→ Excerto de origem
Política da Syriza está a reforçar a direita
A vitória da Syriza nas eleições expressava a luta do povo grego e das suas mais de 30 greves gerais no combate aos memorandos da Troika executados no país pela Nova Democracia (partido de direita) e PASOK (PS da Grécia). Essa combinação entre a luta dos trabalhadores e o reforço eleitoral da Syriza permitiu afastar do poder o “centrão”,  ou seja, os partidos da classe dominante – Nova Democracia e PASOK. Agora, passados 6 meses,  a política da Syriza começa a abrir espaço para que a direita e o centrão reacionário e corrupto renasça das cinzas.

Passado quase 2 anos de governo Syriza, a austeridade passou a ser uma fatalidade e Tsipras utiliza os argumentos da direita e do centro de que “não há alternativa ao rumo que está a ser seguido”. A quem faz críticas pela esquerda à política do Syriza, Tsipras responde ferozmente quem, à esquerda com o já batido argumento: “vocês querem a volta da Nova Democracia (direita)”. Mas não será precisamente Tsipras, que ao aplicar uma política de direita, abre espaço ao regresso da mesma?

Olhando para as sondagens que saíram nos últimos meses na Grécia, quem está a preparar caminho para a volta da direita é a Syriza e o seu governo. A Nova Democracia surge nas pesquisas com 26% das intenções de voto e a Syriza em 2º lugar, com 16%. Na verdade, a política seguida pelo governo Syriza de continuidade das privatizações (portos, aeroportos, caminhos de ferro, água), de cortes nas pensões (o 12º corte nas pensões desde 2010), manutenção de cortes nos salários, tratamento dos refugiados em campos sem condições humanitárias abre espaço à volta da direita reaccionária e corrupta. Se, quando os reformados saem às ruas para contestar os cortes nas pensões, são recebidos como antes, com bastonadas e gás lacrimogéneo, porque motivo se espera que prefiram o Syriza à direita tradicional? “Pelo menos a direita não mente: diz que vai cortar e corta”. Assim parece começar a pensar parte da população grega.

O cenário é ainda mais greve se o virmos à escala europeia. A ascensão e vitória eleitoral da Syriza gerou esperança em toda e esquerda e trabalhadores europeus. Parecia haver uma alternativa pela esquerda ao plano austeritário europeu.  Ao desperdiçar essa oportunidade histórica, a Syriza abriu espaço para que a extrema-direita – Le Pen, Alternativa pela Alemanha ou o UKIP inglês – se posicionem com a única “alternativa” à decadência da UE. E, ao contrário da nova esquerda que o Syriza representava, os representantes da extrema-direita parecem não vacilar nas suas intenções.

→ Tarefas a resolver
• 1. Apresenta numa tabela Markdown com as colunas «N.º» e «Linha» as linhas dos registos desde a linha com "Circle shape [153,884,156,886]" até à linha com "Circle shape [285,40,325,80]", inclusive, omitindo as linhas em branco.
• 2. Escreve a continuação do texto sobre a política da Syriza, começando a seguir à última frase apresentada.

→ Material a processar
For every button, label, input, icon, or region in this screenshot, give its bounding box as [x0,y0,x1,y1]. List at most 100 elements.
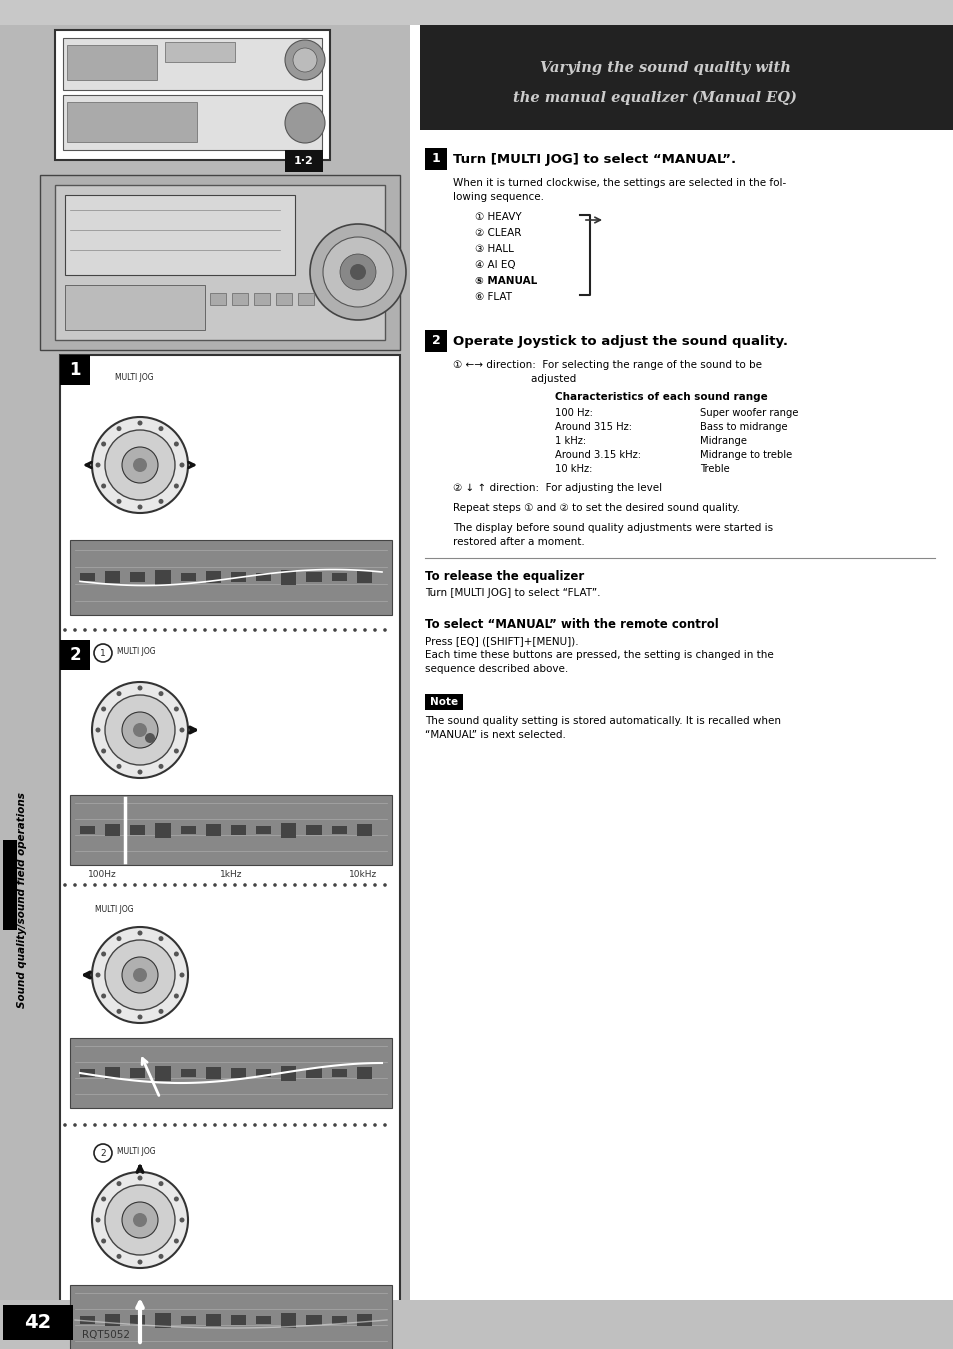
Circle shape [153,884,156,886]
Bar [297,293,314,305]
Bar [332,573,346,581]
Text: Operate Joystick to adjust the sound quality.: Operate Joystick to adjust the sound qua… [453,335,787,348]
Bar [180,1068,195,1077]
Circle shape [253,629,256,631]
Text: 2: 2 [100,1148,106,1157]
Circle shape [285,40,325,80]
Circle shape [223,884,227,886]
Circle shape [122,447,158,483]
Bar [285,150,323,173]
Circle shape [303,884,307,886]
Circle shape [213,1124,216,1126]
Circle shape [273,884,276,886]
Circle shape [105,695,174,765]
Bar [281,1313,296,1327]
Circle shape [173,993,178,998]
Circle shape [193,884,196,886]
Bar [424,693,462,710]
Bar [231,826,246,835]
Circle shape [145,733,154,743]
Text: ① HEAVY: ① HEAVY [475,212,521,223]
Text: Note: Note [430,697,457,707]
Circle shape [263,629,267,631]
Circle shape [158,1182,163,1186]
Bar [70,795,392,865]
Text: Each time these buttons are pressed, the setting is changed in the: Each time these buttons are pressed, the… [424,650,773,660]
Circle shape [116,1182,121,1186]
Text: Characteristics of each sound range: Characteristics of each sound range [555,393,767,402]
Circle shape [173,1238,178,1244]
Text: Super woofer range: Super woofer range [700,407,798,418]
Circle shape [101,1197,106,1202]
Circle shape [123,629,127,631]
Circle shape [83,1124,87,1126]
Text: Varying the sound quality with: Varying the sound quality with [539,61,790,76]
Circle shape [173,707,178,711]
Circle shape [283,884,287,886]
Circle shape [313,884,316,886]
Circle shape [273,629,276,631]
Circle shape [73,884,77,886]
Text: 2: 2 [431,335,440,348]
Bar [3,1304,73,1340]
Bar [206,824,221,836]
Circle shape [283,629,287,631]
Bar [332,1068,346,1077]
Circle shape [133,629,136,631]
Circle shape [101,749,106,754]
Circle shape [223,1124,227,1126]
Bar [60,355,399,1310]
Circle shape [333,884,336,886]
Circle shape [158,936,163,942]
Circle shape [158,1253,163,1259]
Circle shape [233,629,236,631]
Text: sequence described above.: sequence described above. [424,664,568,674]
Circle shape [95,973,100,978]
Circle shape [91,1172,188,1268]
Circle shape [101,1238,106,1244]
Circle shape [137,1014,142,1020]
Circle shape [122,956,158,993]
Circle shape [313,1124,316,1126]
Text: “MANUAL” is next selected.: “MANUAL” is next selected. [424,730,565,741]
Bar [0,26,410,1325]
Circle shape [363,884,366,886]
Circle shape [116,1009,121,1014]
Circle shape [383,629,386,631]
Bar [180,573,195,581]
Bar [180,1317,195,1323]
Circle shape [73,629,77,631]
Bar [60,639,90,670]
Circle shape [63,629,67,631]
Bar [356,824,372,836]
Circle shape [158,1009,163,1014]
Text: restored after a moment.: restored after a moment. [453,537,584,546]
Circle shape [179,973,184,978]
Circle shape [173,1197,178,1202]
Circle shape [373,1124,376,1126]
Circle shape [132,969,147,982]
Circle shape [101,993,106,998]
Bar [424,331,447,352]
Text: RQT5052: RQT5052 [82,1330,130,1340]
Circle shape [101,483,106,488]
Text: 10 kHz:: 10 kHz: [555,464,592,473]
Circle shape [173,884,176,886]
Circle shape [293,884,296,886]
Circle shape [105,1184,174,1255]
Circle shape [183,629,187,631]
Circle shape [263,884,267,886]
Bar [55,185,385,340]
Circle shape [158,764,163,769]
Circle shape [213,884,216,886]
Circle shape [93,884,96,886]
Circle shape [293,1124,296,1126]
Circle shape [233,884,236,886]
Bar [256,1068,271,1077]
Circle shape [383,884,386,886]
Bar [332,1317,346,1323]
Circle shape [123,1124,127,1126]
Circle shape [105,940,174,1010]
Circle shape [103,884,107,886]
Text: ② ↓ ↑ direction:  For adjusting the level: ② ↓ ↑ direction: For adjusting the level [453,483,661,492]
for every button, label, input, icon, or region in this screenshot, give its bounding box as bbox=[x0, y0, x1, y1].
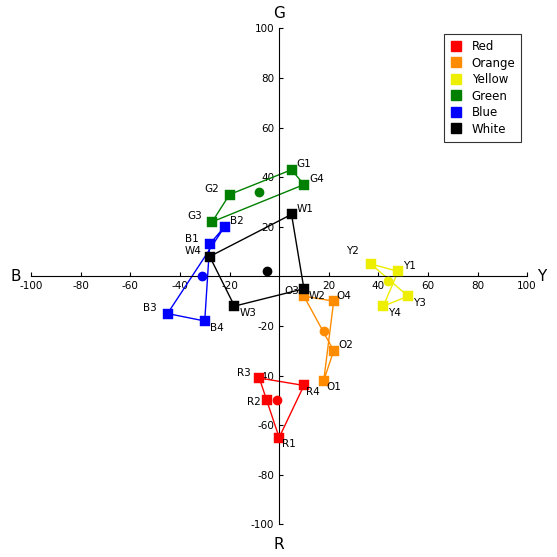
Text: O2: O2 bbox=[339, 340, 354, 350]
Text: R2: R2 bbox=[247, 397, 261, 407]
Text: Y: Y bbox=[537, 269, 546, 284]
Legend: Red, Orange, Yellow, Green, Blue, White: Red, Orange, Yellow, Green, Blue, White bbox=[444, 35, 521, 142]
Text: G4: G4 bbox=[309, 174, 324, 184]
Text: W2: W2 bbox=[309, 291, 326, 301]
Text: B: B bbox=[11, 269, 21, 284]
Text: G3: G3 bbox=[187, 211, 202, 221]
Text: Y3: Y3 bbox=[413, 298, 426, 308]
Text: R: R bbox=[274, 537, 285, 552]
Text: R1: R1 bbox=[282, 439, 295, 449]
Text: G2: G2 bbox=[205, 184, 219, 194]
Text: O1: O1 bbox=[326, 383, 341, 393]
Text: B3: B3 bbox=[143, 303, 157, 313]
Text: W3: W3 bbox=[240, 308, 256, 318]
Text: Y1: Y1 bbox=[403, 261, 416, 271]
Text: W4: W4 bbox=[185, 246, 202, 256]
Text: Y4: Y4 bbox=[388, 308, 401, 318]
Text: R4: R4 bbox=[306, 387, 320, 397]
Text: R3: R3 bbox=[237, 368, 251, 378]
Text: B1: B1 bbox=[185, 233, 199, 243]
Text: Y2: Y2 bbox=[346, 246, 359, 256]
Text: W1: W1 bbox=[296, 204, 314, 214]
Text: O3: O3 bbox=[284, 286, 299, 296]
Text: B2: B2 bbox=[229, 216, 243, 226]
Text: G: G bbox=[273, 6, 285, 21]
Text: O4: O4 bbox=[336, 291, 351, 301]
Text: B4: B4 bbox=[209, 323, 223, 333]
Text: G1: G1 bbox=[296, 159, 311, 169]
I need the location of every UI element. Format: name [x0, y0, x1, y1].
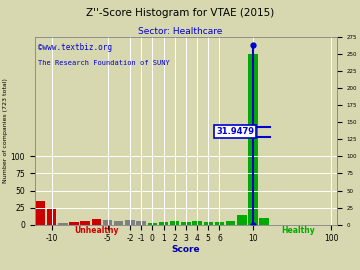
Bar — [103, 220, 112, 225]
Bar — [148, 222, 157, 225]
Bar — [2, 199, 12, 225]
Bar — [125, 220, 135, 225]
Bar — [226, 221, 235, 225]
Bar — [91, 219, 101, 225]
Text: 31.9479: 31.9479 — [216, 127, 254, 136]
Bar — [80, 221, 90, 225]
Text: The Research Foundation of SUNY: The Research Foundation of SUNY — [38, 60, 170, 66]
Bar — [24, 220, 34, 225]
Y-axis label: Number of companies (723 total): Number of companies (723 total) — [3, 79, 8, 183]
Bar — [237, 215, 247, 225]
Text: ©www.textbiz.org: ©www.textbiz.org — [38, 43, 112, 52]
Bar — [114, 221, 123, 225]
Bar — [36, 201, 45, 225]
Bar — [248, 54, 258, 225]
Bar — [192, 221, 202, 225]
Bar — [203, 222, 213, 225]
Bar — [170, 221, 179, 225]
Text: Unhealthy: Unhealthy — [74, 227, 118, 235]
Bar — [159, 222, 168, 225]
Bar — [58, 222, 68, 225]
Bar — [181, 222, 191, 225]
Bar — [47, 208, 56, 225]
Bar — [13, 221, 23, 225]
Text: Healthy: Healthy — [281, 227, 315, 235]
Bar — [215, 222, 224, 225]
Bar — [136, 221, 146, 225]
Text: Sector: Healthcare: Sector: Healthcare — [138, 27, 222, 36]
Bar — [260, 218, 269, 225]
X-axis label: Score: Score — [172, 245, 200, 254]
Text: Z''-Score Histogram for VTAE (2015): Z''-Score Histogram for VTAE (2015) — [86, 8, 274, 18]
Bar — [69, 222, 79, 225]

→ Respostas do exercício
• 1.
| N.º | Linha |
|---|---|
| 1 | Circle shape [153,884,156,886] |
| 2 | Bar [297,293,314,305] |
| 3 | Bar [332,573,346,581] |
| 4 | Text: Operate Joystick to adjust the sound quality.: Operate Joystick to adjust the sound qua… [453,335,787,348] |
| 5 | Bar [180,1068,195,1077] |
| 6 | Circle shape [253,629,256,631] |
| 7 | Text: 2: 2 [100,1148,106,1157] |
| 8 | Circle shape [285,40,325,80] |

• 2.
Lições para a esquerda portuguesa
Este é o exemplo categórico e prático que a falta de audácia, combatividade, coragem e de exigência à esquerda cria as condições necessárias à volta dos partidos de sempre. A Syriza tem-se revelado na maior desilusão para o povo grego levando-o a tirar a conclusão de que “a esquerda e a direita é tudo igual”.

Sensivelmente há um ano, aquando da 2º vitória da Syriza nas eleições convocadas a seguir ao referendo, a deputada europeia Marisa Matias (BE) dizia o seguinte: “Evitou-se o pior cenário, que é o cenário em que – depois de toda a chantagem que a União Europeia fez, das instituições europeias, o Fundo Monetário Internacional, também o papel que o Banco Central Europeu fez para condicionar o exercício da democracia – seria voltar a ter um Governo da Nova Democracia, o principal responsável na situação em que a Grécia se encontra”.

Este raciocínio de que tudo é permitido, com a ameaça de que, caso contrário, volta a direita, até mesmo não cumprir com a decisão de um povo que se expressou no referendo contra o memorando da Troika, é muito perigoso. Porque é este raciocínio que tem por base as justificativas quando existe repressão, com o lançamento de gás lacrimogénio, como aconteceu a semana passada aos pensionistas em Atenas. É este raciocínio que justifica as privatizações, a austeridade, os impostos indirectos, os maus serviços públicos e de transportes… “porque senão, vem aí a direita”.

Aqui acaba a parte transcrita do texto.